A block of data:
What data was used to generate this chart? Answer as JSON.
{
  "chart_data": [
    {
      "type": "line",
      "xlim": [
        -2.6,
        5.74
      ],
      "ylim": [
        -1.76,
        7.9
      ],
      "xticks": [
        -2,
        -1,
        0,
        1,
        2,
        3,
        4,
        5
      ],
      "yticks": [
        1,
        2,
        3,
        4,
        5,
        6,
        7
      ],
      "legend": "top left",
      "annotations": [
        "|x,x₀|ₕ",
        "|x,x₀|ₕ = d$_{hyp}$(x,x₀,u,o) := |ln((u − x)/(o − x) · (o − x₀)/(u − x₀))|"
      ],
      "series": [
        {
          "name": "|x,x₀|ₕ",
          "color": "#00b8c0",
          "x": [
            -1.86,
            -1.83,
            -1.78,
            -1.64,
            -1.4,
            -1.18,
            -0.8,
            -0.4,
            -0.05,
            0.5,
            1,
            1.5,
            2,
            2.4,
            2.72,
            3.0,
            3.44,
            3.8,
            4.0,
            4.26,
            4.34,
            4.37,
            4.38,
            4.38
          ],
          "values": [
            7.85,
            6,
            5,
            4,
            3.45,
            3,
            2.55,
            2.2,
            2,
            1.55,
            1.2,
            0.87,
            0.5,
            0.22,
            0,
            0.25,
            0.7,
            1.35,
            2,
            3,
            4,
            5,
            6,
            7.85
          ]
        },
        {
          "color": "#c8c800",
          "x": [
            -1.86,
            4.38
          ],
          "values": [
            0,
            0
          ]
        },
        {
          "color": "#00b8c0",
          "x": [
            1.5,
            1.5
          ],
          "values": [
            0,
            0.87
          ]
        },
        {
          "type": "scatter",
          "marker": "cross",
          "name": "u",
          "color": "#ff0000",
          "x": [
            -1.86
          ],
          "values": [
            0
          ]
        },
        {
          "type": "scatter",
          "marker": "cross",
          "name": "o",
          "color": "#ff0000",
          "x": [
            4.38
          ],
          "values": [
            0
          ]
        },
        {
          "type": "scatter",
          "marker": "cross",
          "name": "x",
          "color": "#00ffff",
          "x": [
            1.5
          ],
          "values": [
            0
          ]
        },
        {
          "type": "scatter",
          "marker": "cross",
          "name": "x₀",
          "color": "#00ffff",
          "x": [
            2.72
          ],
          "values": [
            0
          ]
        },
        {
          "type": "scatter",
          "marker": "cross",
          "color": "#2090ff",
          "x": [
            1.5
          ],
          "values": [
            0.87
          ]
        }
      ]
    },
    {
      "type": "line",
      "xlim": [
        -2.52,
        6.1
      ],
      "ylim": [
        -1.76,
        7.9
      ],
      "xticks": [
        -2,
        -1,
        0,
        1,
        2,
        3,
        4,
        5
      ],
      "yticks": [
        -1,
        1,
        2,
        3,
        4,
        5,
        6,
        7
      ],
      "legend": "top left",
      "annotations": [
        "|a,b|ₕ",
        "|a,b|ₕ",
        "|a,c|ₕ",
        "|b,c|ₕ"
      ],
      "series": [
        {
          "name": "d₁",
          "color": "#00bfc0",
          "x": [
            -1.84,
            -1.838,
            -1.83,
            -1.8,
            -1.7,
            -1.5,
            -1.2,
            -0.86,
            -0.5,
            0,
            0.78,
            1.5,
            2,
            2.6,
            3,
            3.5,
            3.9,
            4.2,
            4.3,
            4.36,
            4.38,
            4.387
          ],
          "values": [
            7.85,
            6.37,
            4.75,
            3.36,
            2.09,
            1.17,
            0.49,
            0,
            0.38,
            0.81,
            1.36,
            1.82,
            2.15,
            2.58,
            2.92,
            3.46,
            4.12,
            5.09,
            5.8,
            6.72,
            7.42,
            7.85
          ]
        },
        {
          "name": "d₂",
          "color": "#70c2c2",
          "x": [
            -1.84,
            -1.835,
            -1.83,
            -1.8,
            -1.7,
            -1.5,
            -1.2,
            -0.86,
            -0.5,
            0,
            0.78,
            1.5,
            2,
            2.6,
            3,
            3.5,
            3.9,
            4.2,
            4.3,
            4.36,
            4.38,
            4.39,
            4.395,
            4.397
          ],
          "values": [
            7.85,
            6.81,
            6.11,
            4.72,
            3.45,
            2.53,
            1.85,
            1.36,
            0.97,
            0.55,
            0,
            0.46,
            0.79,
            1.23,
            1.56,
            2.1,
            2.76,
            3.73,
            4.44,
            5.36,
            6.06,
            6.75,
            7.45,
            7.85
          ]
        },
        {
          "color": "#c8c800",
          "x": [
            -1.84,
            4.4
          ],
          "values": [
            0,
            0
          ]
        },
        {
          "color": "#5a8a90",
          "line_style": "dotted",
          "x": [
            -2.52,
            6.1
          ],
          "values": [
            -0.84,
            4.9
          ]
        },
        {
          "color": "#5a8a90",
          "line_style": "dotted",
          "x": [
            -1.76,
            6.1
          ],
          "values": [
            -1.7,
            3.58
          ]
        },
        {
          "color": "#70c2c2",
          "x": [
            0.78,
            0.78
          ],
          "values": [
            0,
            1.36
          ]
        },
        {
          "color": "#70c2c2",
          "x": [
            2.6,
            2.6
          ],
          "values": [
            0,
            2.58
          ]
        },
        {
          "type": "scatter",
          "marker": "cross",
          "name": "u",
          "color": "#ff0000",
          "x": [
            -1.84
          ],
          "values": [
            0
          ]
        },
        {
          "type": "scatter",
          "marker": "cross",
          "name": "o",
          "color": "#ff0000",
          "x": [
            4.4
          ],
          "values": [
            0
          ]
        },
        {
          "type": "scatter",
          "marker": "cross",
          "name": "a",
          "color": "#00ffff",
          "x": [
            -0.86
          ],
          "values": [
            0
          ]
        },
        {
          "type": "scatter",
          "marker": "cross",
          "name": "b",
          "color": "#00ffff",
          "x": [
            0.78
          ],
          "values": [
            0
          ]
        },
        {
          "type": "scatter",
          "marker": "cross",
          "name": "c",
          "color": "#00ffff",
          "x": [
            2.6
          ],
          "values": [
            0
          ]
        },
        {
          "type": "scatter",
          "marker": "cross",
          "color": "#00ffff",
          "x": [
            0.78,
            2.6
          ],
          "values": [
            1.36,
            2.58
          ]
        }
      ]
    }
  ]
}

* What to produce
Restate each record word for word.

* Output for this exercise
What data was used to generate this chart? Answer as JSON.
{
  "chart_data": [
    {
      "type": "line",
      "xlim": [
        -2.6,
        5.74
      ],
      "ylim": [
        -1.76,
        7.9
      ],
      "xticks": [
        -2,
        -1,
        0,
        1,
        2,
        3,
        4,
        5
      ],
      "yticks": [
        1,
        2,
        3,
        4,
        5,
        6,
        7
      ],
      "legend": "top left",
      "annotations": [
        "|x,x₀|ₕ",
        "|x,x₀|ₕ = d$_{hyp}$(x,x₀,u,o) := |ln((u − x)/(o − x) · (o − x₀)/(u − x₀))|"
      ],
      "series": [
        {
          "name": "|x,x₀|ₕ",
          "color": "#00b8c0",
          "x": [
            -1.86,
            -1.83,
            -1.78,
            -1.64,
            -1.4,
            -1.18,
            -0.8,
            -0.4,
            -0.05,
            0.5,
            1,
            1.5,
            2,
            2.4,
            2.72,
            3.0,
            3.44,
            3.8,
            4.0,
            4.26,
            4.34,
            4.37,
            4.38,
            4.38
          ],
          "values": [
            7.85,
            6,
            5,
            4,
            3.45,
            3,
            2.55,
            2.2,
            2,
            1.55,
            1.2,
            0.87,
            0.5,
            0.22,
            0,
            0.25,
            0.7,
            1.35,
            2,
            3,
            4,
            5,
            6,
            7.85
          ]
        },
        {
          "color": "#c8c800",
          "x": [
            -1.86,
            4.38
          ],
          "values": [
            0,
            0
          ]
        },
        {
          "color": "#00b8c0",
          "x": [
            1.5,
            1.5
          ],
          "values": [
            0,
            0.87
          ]
        },
        {
          "type": "scatter",
          "marker": "cross",
          "name": "u",
          "color": "#ff0000",
          "x": [
            -1.86
          ],
          "values": [
            0
          ]
        },
        {
          "type": "scatter",
          "marker": "cross",
          "name": "o",
          "color": "#ff0000",
          "x": [
            4.38
          ],
          "values": [
            0
          ]
        },
        {
          "type": "scatter",
          "marker": "cross",
          "name": "x",
          "color": "#00ffff",
          "x": [
            1.5
          ],
          "values": [
            0
          ]
        },
        {
          "type": "scatter",
          "marker": "cross",
          "name": "x₀",
          "color": "#00ffff",
          "x": [
            2.72
          ],
          "values": [
            0
          ]
        },
        {
          "type": "scatter",
          "marker": "cross",
          "color": "#2090ff",
          "x": [
            1.5
          ],
          "values": [
            0.87
          ]
        }
      ]
    },
    {
      "type": "line",
      "xlim": [
        -2.52,
        6.1
      ],
      "ylim": [
        -1.76,
        7.9
      ],
      "xticks": [
        -2,
        -1,
        0,
        1,
        2,
        3,
        4,
        5
      ],
      "yticks": [
        -1,
        1,
        2,
        3,
        4,
        5,
        6,
        7
      ],
      "legend": "top left",
      "annotations": [
        "|a,b|ₕ",
        "|a,b|ₕ",
        "|a,c|ₕ",
        "|b,c|ₕ"
      ],
      "series": [
        {
          "name": "d₁",
          "color": "#00bfc0",
          "x": [
            -1.84,
            -1.838,
            -1.83,
            -1.8,
            -1.7,
            -1.5,
            -1.2,
            -0.86,
            -0.5,
            0,
            0.78,
            1.5,
            2,
            2.6,
            3,
            3.5,
            3.9,
            4.2,
            4.3,
            4.36,
            4.38,
            4.387
          ],
          "values": [
            7.85,
            6.37,
            4.75,
            3.36,
            2.09,
            1.17,
            0.49,
            0,
            0.38,
            0.81,
            1.36,
            1.82,
            2.15,
            2.58,
            2.92,
            3.46,
            4.12,
            5.09,
            5.8,
            6.72,
            7.42,
            7.85
          ]
        },
        {
          "name": "d₂",
          "color": "#70c2c2",
          "x": [
            -1.84,
            -1.835,
            -1.83,
            -1.8,
            -1.7,
            -1.5,
            -1.2,
            -0.86,
            -0.5,
            0,
            0.78,
            1.5,
            2,
            2.6,
            3,
            3.5,
            3.9,
            4.2,
            4.3,
            4.36,
            4.38,
            4.39,
            4.395,
            4.397
          ],
          "values": [
            7.85,
            6.81,
            6.11,
            4.72,
            3.45,
            2.53,
            1.85,
            1.36,
            0.97,
            0.55,
            0,
            0.46,
            0.79,
            1.23,
            1.56,
            2.1,
            2.76,
            3.73,
            4.44,
            5.36,
            6.06,
            6.75,
            7.45,
            7.85
          ]
        },
        {
          "color": "#c8c800",
          "x": [
            -1.84,
            4.4
          ],
          "values": [
            0,
            0
          ]
        },
        {
          "color": "#5a8a90",
          "line_style": "dotted",
          "x": [
            -2.52,
            6.1
          ],
          "values": [
            -0.84,
            4.9
          ]
        },
        {
          "color": "#5a8a90",
          "line_style": "dotted",
          "x": [
            -1.76,
            6.1
          ],
          "values": [
            -1.7,
            3.58
          ]
        },
        {
          "color": "#70c2c2",
          "x": [
            0.78,
            0.78
          ],
          "values": [
            0,
            1.36
          ]
        },
        {
          "color": "#70c2c2",
          "x": [
            2.6,
            2.6
          ],
          "values": [
            0,
            2.58
          ]
        },
        {
          "type": "scatter",
          "marker": "cross",
          "name": "u",
          "color": "#ff0000",
          "x": [
            -1.84
          ],
          "values": [
            0
          ]
        },
        {
          "type": "scatter",
          "marker": "cross",
          "name": "o",
          "color": "#ff0000",
          "x": [
            4.4
          ],
          "values": [
            0
          ]
        },
        {
          "type": "scatter",
          "marker": "cross",
          "name": "a",
          "color": "#00ffff",
          "x": [
            -0.86
          ],
          "values": [
            0
          ]
        },
        {
          "type": "scatter",
          "marker": "cross",
          "name": "b",
          "color": "#00ffff",
          "x": [
            0.78
          ],
          "values": [
            0
          ]
        },
        {
          "type": "scatter",
          "marker": "cross",
          "name": "c",
          "color": "#00ffff",
          "x": [
            2.6
          ],
          "values": [
            0
          ]
        },
        {
          "type": "scatter",
          "marker": "cross",
          "color": "#00ffff",
          "x": [
            0.78,
            2.6
          ],
          "values": [
            1.36,
            2.58
          ]
        }
      ]
    }
  ]
}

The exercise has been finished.